▶ _Raw data_
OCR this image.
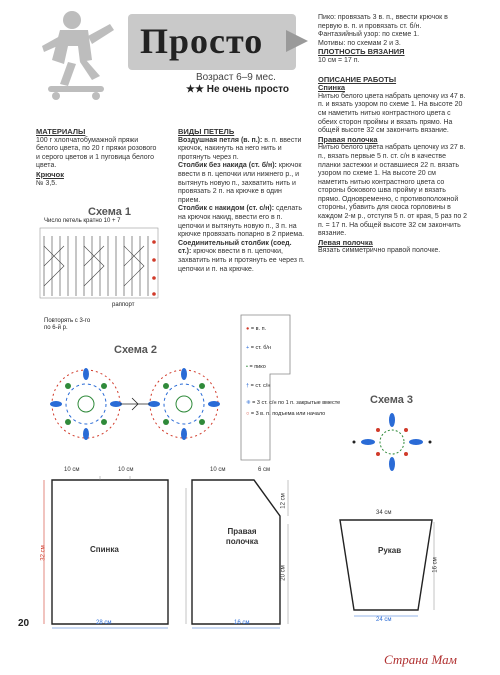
Просто
Возраст 6–9 мес.
★★ Не очень просто
МАТЕРИАЛЫ
100 г хлопчатобумажной пряжи белого цвета, по 20 г пряжи розового и серого цветов и 1 пуговица белого цвета.
Крючок
№ 3,5.
ВИДЫ ПЕТЕЛЬ
Воздушная петля (в. п.): в. п. ввести крючок, накинуть на него нить и протянуть через п.
Столбик без накида (ст. б/н): крючок ввести в п. цепочки или нижнего р., и вытянуть новую п., захватить нить и провязать 2 п. на крючке в один прием.
Столбик с накидом (ст. с/н): сделать на крючок накид, ввести его в п. цепочки и вытянуть новую п., 3 п. на крючке провязать попарно в 2 приема.
Соединительный столбик (соед. ст.): крючок ввести в п. цепочки, захватить нить и протянуть ее через п. цепочки и п. на крючке.
Пико: провязать 3 в. п., ввести крючок в первую в. п. и провязать ст. б/н.
Фантазийный узор: по схеме 1.
Мотивы: по схемам 2 и 3.
ПЛОТНОСТЬ ВЯЗАНИЯ
10 см = 17 п.
ОПИСАНИЕ РАБОТЫ
Спинка
Нитью белого цвета набрать цепочку из 47 в. п. и вязать узором по схеме 1. На высоте 20 см наметить нитью контрастного цвета с обеих сторон проймы и вязать прямо. На общей высоте 32 см закончить вязание.
Правая полочка
Нитью белого цвета набрать цепочку из 27 в. п., вязать первые 5 п. ст. с/н в качестве планки застежки и оставшиеся 22 п. вязать узором по схеме 1. На высоте 20 см наметить нитью контрастного цвета со стороны бокового шва пройму и вязать прямо. Одновременно, с противоположной стороны, убавить для скоса горловины в каждом 2-м р., отступя 5 п. от края, 5 раз по 2 п. = 17 п. На общей высоте 32 см закончить вязание.
Левая полочка
Вязать симметрично правой полочке.
Схема 1
Число петель кратно 10 + 7
раппорт
Повторять с 3-го по 6-й р.
Схема 2
● = в. п.
+ = ст. б/н
• = пико
† = ст. с/н
⁜ = 3 ст. с/н по 1 п. закрытые вместе
○ = 3 в. п. подъема или начало
Схема 3
10 см	10 см
Спинка
28 см
32 см
10 см	6 см
Правая полочка
16 см
12 см
20 см
34 см
Рукав
24 см
16 см
20
Страна Мам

▶ _Problem to solve_
Reproduce every record word for word. The copy must contain no pictures.

▶ _Solution to this problem_
OCR this image.
Просто
Возраст 6–9 мес.
★★ Не очень просто
МАТЕРИАЛЫ
100 г хлопчатобумажной пряжи белого цвета, по 20 г пряжи розового и серого цветов и 1 пуговица белого цвета.
Крючок
№ 3,5.
ВИДЫ ПЕТЕЛЬ
Воздушная петля (в. п.): в. п. ввести крючок, накинуть на него нить и протянуть через п.
Столбик без накида (ст. б/н): крючок ввести в п. цепочки или нижнего р., и вытянуть новую п., захватить нить и провязать 2 п. на крючке в один прием.
Столбик с накидом (ст. с/н): сделать на крючок накид, ввести его в п. цепочки и вытянуть новую п., 3 п. на крючке провязать попарно в 2 приема.
Соединительный столбик (соед. ст.): крючок ввести в п. цепочки, захватить нить и протянуть ее через п. цепочки и п. на крючке.
Пико: провязать 3 в. п., ввести крючок в первую в. п. и провязать ст. б/н.
Фантазийный узор: по схеме 1.
Мотивы: по схемам 2 и 3.
ПЛОТНОСТЬ ВЯЗАНИЯ
10 см = 17 п.
ОПИСАНИЕ РАБОТЫ
Спинка
Нитью белого цвета набрать цепочку из 47 в. п. и вязать узором по схеме 1. На высоте 20 см наметить нитью контрастного цвета с обеих сторон проймы и вязать прямо. На общей высоте 32 см закончить вязание.
Правая полочка
Нитью белого цвета набрать цепочку из 27 в. п., вязать первые 5 п. ст. с/н в качестве планки застежки и оставшиеся 22 п. вязать узором по схеме 1. На высоте 20 см наметить нитью контрастного цвета со стороны бокового шва пройму и вязать прямо. Одновременно, с противоположной стороны, убавить для скоса горловины в каждом 2-м р., отступя 5 п. от края, 5 раз по 2 п. = 17 п. На общей высоте 32 см закончить вязание.
Левая полочка
Вязать симметрично правой полочке.
Схема 1
Число петель кратно 10 + 7
раппорт
Повторять с 3-го по 6-й р.
Схема 2
● = в. п.
+ = ст. б/н
• = пико
† = ст. с/н
⁜ = 3 ст. с/н по 1 п. закрытые вместе
○ = 3 в. п. подъема или начало
Схема 3
10 см	10 см
Спинка
28 см
32 см
10 см	6 см
Правая полочка
16 см
12 см
20 см
34 см
Рукав
24 см
16 см
20
Страна Мам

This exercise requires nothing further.